══ Source records

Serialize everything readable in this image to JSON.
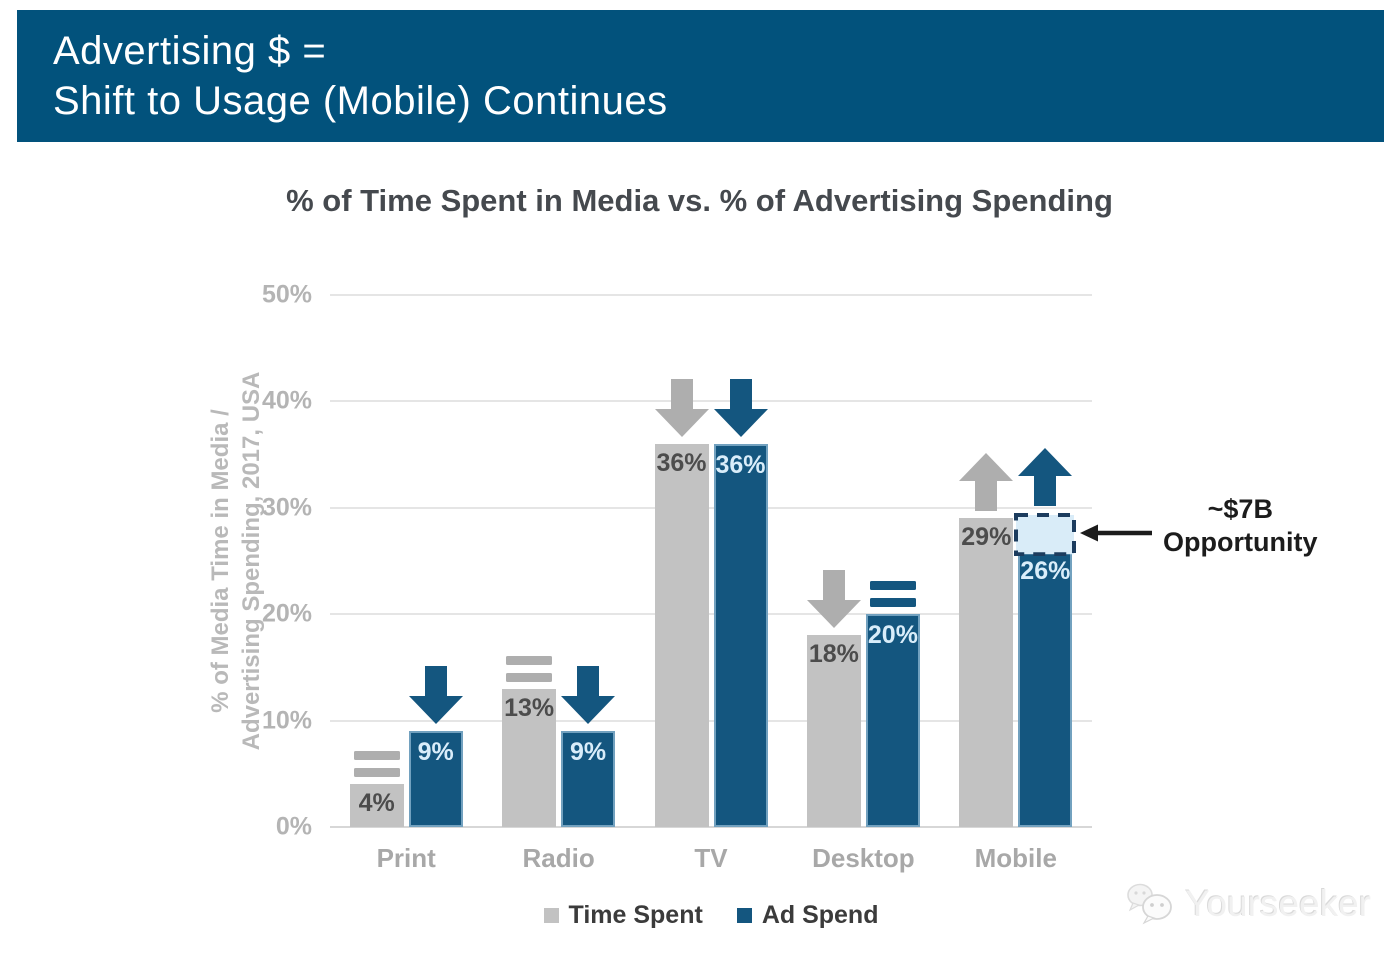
{
  "banner": {
    "line1": "Advertising $ =",
    "line2": "Shift to Usage (Mobile) Continues",
    "background": "#02527c"
  },
  "chart_data": {
    "type": "bar",
    "title": "% of Time Spent in Media vs. % of Advertising Spending",
    "ylabel_line1": "% of Media Time in Media /",
    "ylabel_line2": "Advertising Spending, 2017, USA",
    "categories": [
      "Print",
      "Radio",
      "TV",
      "Desktop",
      "Mobile"
    ],
    "series": [
      {
        "name": "Time Spent",
        "color": "#c2c2c2",
        "indicator_color": "#aeaeae",
        "label_color": "#4c4c4c",
        "values": [
          4,
          13,
          36,
          18,
          29
        ],
        "labels": [
          "4%",
          "13%",
          "36%",
          "18%",
          "29%"
        ],
        "trends": [
          "equal",
          "equal",
          "down",
          "down",
          "up"
        ]
      },
      {
        "name": "Ad Spend",
        "color": "#14567f",
        "indicator_color": "#14567f",
        "label_color": "#d9edfa",
        "values": [
          9,
          9,
          36,
          20,
          26
        ],
        "labels": [
          "9%",
          "9%",
          "36%",
          "20%",
          "26%"
        ],
        "trends": [
          "down",
          "down",
          "down",
          "equal",
          "up"
        ]
      }
    ],
    "yticks": [
      "0%",
      "10%",
      "20%",
      "30%",
      "40%",
      "50%"
    ],
    "ylim": [
      0,
      50
    ],
    "grid": true,
    "legend_position": "bottom",
    "annotation": {
      "line1": "~$7B",
      "line2": "Opportunity",
      "category_index": 4,
      "series_index": 1,
      "box_bottom_value": 26,
      "box_top_value": 29.5,
      "box_fill": "#d9ecf8",
      "box_border": "#1c3c5e",
      "arrow_color": "#1c1c1c"
    }
  },
  "watermark": {
    "text": "Yourseeker"
  }
}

════

• **Short task**
Write out every line of the entries that holds the word "Time".

• **Answer to this exercise**
    "title": "% of Time Spent in Media vs. % of Advertising Spending",
    "ylabel_line1": "% of Media Time in Media /",
        "name": "Time Spent",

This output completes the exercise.